From the listing that follows, extract every line and set it down unaltered.

___ MATERIAL FOR THIS EXERCISE ___

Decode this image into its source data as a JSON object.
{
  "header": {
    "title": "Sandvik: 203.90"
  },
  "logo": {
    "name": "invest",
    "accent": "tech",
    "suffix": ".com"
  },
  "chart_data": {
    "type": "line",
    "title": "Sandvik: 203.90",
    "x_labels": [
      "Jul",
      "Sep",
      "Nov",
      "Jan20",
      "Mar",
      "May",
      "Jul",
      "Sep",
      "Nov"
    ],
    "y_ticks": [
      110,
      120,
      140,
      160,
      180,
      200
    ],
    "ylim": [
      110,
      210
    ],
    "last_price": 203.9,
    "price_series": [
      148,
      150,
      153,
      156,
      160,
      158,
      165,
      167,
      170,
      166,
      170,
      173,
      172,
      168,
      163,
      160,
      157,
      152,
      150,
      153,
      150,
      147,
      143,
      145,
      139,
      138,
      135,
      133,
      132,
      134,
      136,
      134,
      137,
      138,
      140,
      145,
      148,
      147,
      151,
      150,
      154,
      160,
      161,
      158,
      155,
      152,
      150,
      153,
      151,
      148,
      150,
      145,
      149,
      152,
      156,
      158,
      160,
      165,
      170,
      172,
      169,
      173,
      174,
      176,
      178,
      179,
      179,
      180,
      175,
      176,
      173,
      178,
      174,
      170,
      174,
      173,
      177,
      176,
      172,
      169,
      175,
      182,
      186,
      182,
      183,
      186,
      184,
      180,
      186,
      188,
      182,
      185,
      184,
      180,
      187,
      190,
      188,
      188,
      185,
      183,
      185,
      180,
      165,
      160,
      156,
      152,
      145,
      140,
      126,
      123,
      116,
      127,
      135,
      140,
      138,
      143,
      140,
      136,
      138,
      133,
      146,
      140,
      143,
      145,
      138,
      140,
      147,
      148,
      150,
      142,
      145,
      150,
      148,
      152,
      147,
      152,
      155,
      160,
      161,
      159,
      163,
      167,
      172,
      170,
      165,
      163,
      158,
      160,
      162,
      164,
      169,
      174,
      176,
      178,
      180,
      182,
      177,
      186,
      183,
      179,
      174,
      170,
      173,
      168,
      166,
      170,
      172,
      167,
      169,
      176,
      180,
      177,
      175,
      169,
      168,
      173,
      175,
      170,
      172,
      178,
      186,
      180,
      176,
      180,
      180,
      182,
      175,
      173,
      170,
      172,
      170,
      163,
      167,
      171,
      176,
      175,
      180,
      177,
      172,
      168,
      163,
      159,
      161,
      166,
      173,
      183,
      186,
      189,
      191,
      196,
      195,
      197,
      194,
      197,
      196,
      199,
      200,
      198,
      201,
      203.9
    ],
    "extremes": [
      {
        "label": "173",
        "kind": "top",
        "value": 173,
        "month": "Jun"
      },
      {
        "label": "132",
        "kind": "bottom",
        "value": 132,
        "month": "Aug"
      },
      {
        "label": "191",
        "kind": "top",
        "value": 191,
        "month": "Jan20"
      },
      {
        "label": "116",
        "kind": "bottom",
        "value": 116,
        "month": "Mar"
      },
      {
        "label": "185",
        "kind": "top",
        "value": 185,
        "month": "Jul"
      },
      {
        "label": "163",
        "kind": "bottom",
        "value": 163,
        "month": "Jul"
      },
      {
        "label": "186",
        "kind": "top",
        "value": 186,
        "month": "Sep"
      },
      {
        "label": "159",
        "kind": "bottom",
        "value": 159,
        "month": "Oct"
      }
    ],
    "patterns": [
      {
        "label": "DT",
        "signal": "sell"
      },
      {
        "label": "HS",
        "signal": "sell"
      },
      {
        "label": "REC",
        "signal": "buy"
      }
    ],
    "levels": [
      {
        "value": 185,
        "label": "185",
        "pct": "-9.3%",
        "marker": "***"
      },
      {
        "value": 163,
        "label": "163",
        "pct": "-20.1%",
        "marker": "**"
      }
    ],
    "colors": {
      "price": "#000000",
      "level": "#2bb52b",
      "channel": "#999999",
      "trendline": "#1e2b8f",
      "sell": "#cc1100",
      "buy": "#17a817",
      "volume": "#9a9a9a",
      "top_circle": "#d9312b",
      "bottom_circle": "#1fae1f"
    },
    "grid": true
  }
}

___

▶ RESULT FOR THIS EXERCISE:
Decode this image into its source data as a JSON object.
{
  "header": {
    "title": "Sandvik: 203.90"
  },
  "logo": {
    "name": "invest",
    "accent": "tech",
    "suffix": ".com"
  },
  "chart_data": {
    "type": "line",
    "title": "Sandvik: 203.90",
    "x_labels": [
      "Jul",
      "Sep",
      "Nov",
      "Jan20",
      "Mar",
      "May",
      "Jul",
      "Sep",
      "Nov"
    ],
    "y_ticks": [
      110,
      120,
      140,
      160,
      180,
      200
    ],
    "ylim": [
      110,
      210
    ],
    "last_price": 203.9,
    "price_series": [
      148,
      150,
      153,
      156,
      160,
      158,
      165,
      167,
      170,
      166,
      170,
      173,
      172,
      168,
      163,
      160,
      157,
      152,
      150,
      153,
      150,
      147,
      143,
      145,
      139,
      138,
      135,
      133,
      132,
      134,
      136,
      134,
      137,
      138,
      140,
      145,
      148,
      147,
      151,
      150,
      154,
      160,
      161,
      158,
      155,
      152,
      150,
      153,
      151,
      148,
      150,
      145,
      149,
      152,
      156,
      158,
      160,
      165,
      170,
      172,
      169,
      173,
      174,
      176,
      178,
      179,
      179,
      180,
      175,
      176,
      173,
      178,
      174,
      170,
      174,
      173,
      177,
      176,
      172,
      169,
      175,
      182,
      186,
      182,
      183,
      186,
      184,
      180,
      186,
      188,
      182,
      185,
      184,
      180,
      187,
      190,
      188,
      188,
      185,
      183,
      185,
      180,
      165,
      160,
      156,
      152,
      145,
      140,
      126,
      123,
      116,
      127,
      135,
      140,
      138,
      143,
      140,
      136,
      138,
      133,
      146,
      140,
      143,
      145,
      138,
      140,
      147,
      148,
      150,
      142,
      145,
      150,
      148,
      152,
      147,
      152,
      155,
      160,
      161,
      159,
      163,
      167,
      172,
      170,
      165,
      163,
      158,
      160,
      162,
      164,
      169,
      174,
      176,
      178,
      180,
      182,
      177,
      186,
      183,
      179,
      174,
      170,
      173,
      168,
      166,
      170,
      172,
      167,
      169,
      176,
      180,
      177,
      175,
      169,
      168,
      173,
      175,
      170,
      172,
      178,
      186,
      180,
      176,
      180,
      180,
      182,
      175,
      173,
      170,
      172,
      170,
      163,
      167,
      171,
      176,
      175,
      180,
      177,
      172,
      168,
      163,
      159,
      161,
      166,
      173,
      183,
      186,
      189,
      191,
      196,
      195,
      197,
      194,
      197,
      196,
      199,
      200,
      198,
      201,
      203.9
    ],
    "extremes": [
      {
        "label": "173",
        "kind": "top",
        "value": 173,
        "month": "Jun"
      },
      {
        "label": "132",
        "kind": "bottom",
        "value": 132,
        "month": "Aug"
      },
      {
        "label": "191",
        "kind": "top",
        "value": 191,
        "month": "Jan20"
      },
      {
        "label": "116",
        "kind": "bottom",
        "value": 116,
        "month": "Mar"
      },
      {
        "label": "185",
        "kind": "top",
        "value": 185,
        "month": "Jul"
      },
      {
        "label": "163",
        "kind": "bottom",
        "value": 163,
        "month": "Jul"
      },
      {
        "label": "186",
        "kind": "top",
        "value": 186,
        "month": "Sep"
      },
      {
        "label": "159",
        "kind": "bottom",
        "value": 159,
        "month": "Oct"
      }
    ],
    "patterns": [
      {
        "label": "DT",
        "signal": "sell"
      },
      {
        "label": "HS",
        "signal": "sell"
      },
      {
        "label": "REC",
        "signal": "buy"
      }
    ],
    "levels": [
      {
        "value": 185,
        "label": "185",
        "pct": "-9.3%",
        "marker": "***"
      },
      {
        "value": 163,
        "label": "163",
        "pct": "-20.1%",
        "marker": "**"
      }
    ],
    "colors": {
      "price": "#000000",
      "level": "#2bb52b",
      "channel": "#999999",
      "trendline": "#1e2b8f",
      "sell": "#cc1100",
      "buy": "#17a817",
      "volume": "#9a9a9a",
      "top_circle": "#d9312b",
      "bottom_circle": "#1fae1f"
    },
    "grid": true
  }
}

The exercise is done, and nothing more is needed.